Job – Which lines in the entries below contain the string "entry"? Copy each of them.

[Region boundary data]
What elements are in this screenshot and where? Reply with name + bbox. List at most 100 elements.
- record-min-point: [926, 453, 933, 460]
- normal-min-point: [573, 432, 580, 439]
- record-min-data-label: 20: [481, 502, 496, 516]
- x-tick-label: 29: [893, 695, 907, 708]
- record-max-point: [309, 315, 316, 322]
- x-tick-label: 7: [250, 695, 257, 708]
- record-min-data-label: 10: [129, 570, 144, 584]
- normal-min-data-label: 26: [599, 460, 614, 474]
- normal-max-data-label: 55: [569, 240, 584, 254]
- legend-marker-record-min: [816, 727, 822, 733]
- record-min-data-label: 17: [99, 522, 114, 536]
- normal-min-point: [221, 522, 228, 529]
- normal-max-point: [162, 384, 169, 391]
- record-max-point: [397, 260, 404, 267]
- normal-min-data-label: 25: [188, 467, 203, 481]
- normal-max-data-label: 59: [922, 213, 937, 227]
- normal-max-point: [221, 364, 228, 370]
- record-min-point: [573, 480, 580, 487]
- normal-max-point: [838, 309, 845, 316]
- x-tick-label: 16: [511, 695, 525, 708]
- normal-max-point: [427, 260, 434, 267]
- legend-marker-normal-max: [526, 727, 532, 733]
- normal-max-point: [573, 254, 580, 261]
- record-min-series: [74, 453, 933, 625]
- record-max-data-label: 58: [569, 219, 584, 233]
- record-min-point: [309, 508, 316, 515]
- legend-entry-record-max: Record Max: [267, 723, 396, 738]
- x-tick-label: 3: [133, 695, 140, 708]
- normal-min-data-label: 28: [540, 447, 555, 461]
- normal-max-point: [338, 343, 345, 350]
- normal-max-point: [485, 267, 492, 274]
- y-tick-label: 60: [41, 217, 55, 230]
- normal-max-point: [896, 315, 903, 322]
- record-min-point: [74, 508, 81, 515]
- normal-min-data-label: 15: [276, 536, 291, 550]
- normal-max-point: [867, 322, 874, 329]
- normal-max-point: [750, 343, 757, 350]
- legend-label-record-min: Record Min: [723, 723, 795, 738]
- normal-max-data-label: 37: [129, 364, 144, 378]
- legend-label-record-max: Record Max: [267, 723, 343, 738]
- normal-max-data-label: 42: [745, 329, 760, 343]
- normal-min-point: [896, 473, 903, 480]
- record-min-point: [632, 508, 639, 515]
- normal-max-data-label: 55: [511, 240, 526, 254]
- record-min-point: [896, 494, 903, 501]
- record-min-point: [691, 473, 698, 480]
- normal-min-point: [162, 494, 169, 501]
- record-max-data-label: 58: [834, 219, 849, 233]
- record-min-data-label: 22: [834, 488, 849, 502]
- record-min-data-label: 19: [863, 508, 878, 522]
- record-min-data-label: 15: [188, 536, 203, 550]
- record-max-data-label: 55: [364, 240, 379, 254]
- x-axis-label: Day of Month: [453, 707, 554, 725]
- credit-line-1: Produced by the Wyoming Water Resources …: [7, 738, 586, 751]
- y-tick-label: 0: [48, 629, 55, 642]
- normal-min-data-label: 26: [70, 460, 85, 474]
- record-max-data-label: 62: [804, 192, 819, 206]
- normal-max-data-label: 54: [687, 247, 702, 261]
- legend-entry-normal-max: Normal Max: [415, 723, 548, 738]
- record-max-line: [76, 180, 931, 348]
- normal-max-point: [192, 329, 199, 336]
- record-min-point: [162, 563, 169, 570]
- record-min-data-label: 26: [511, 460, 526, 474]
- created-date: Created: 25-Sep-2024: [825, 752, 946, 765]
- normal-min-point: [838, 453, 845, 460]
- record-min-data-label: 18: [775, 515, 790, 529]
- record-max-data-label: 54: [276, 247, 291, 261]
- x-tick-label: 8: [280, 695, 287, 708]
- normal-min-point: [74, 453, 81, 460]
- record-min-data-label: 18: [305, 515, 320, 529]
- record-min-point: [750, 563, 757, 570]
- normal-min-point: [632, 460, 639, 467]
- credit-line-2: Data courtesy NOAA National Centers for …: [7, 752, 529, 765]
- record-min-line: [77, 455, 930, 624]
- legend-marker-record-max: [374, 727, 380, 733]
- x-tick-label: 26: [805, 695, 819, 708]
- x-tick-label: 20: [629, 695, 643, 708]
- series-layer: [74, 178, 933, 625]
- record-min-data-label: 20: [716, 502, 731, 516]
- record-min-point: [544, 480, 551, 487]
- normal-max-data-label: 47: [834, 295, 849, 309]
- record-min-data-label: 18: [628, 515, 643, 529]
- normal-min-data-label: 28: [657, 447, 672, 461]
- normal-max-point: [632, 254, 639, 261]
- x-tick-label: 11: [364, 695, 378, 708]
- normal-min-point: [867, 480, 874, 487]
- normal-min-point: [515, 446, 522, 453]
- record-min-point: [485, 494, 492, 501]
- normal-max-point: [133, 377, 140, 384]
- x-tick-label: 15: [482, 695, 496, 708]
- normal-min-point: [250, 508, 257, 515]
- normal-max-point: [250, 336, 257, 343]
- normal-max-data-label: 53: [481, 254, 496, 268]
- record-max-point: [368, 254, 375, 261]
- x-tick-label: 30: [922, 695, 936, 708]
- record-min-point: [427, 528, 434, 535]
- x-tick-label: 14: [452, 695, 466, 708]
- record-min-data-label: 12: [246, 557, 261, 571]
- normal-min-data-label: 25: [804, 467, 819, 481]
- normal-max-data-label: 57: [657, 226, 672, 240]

Answer to this task –
- legend-entry-record-max: Record Max: [267, 723, 396, 738]
- legend-entry-normal-max: Normal Max: [415, 723, 548, 738]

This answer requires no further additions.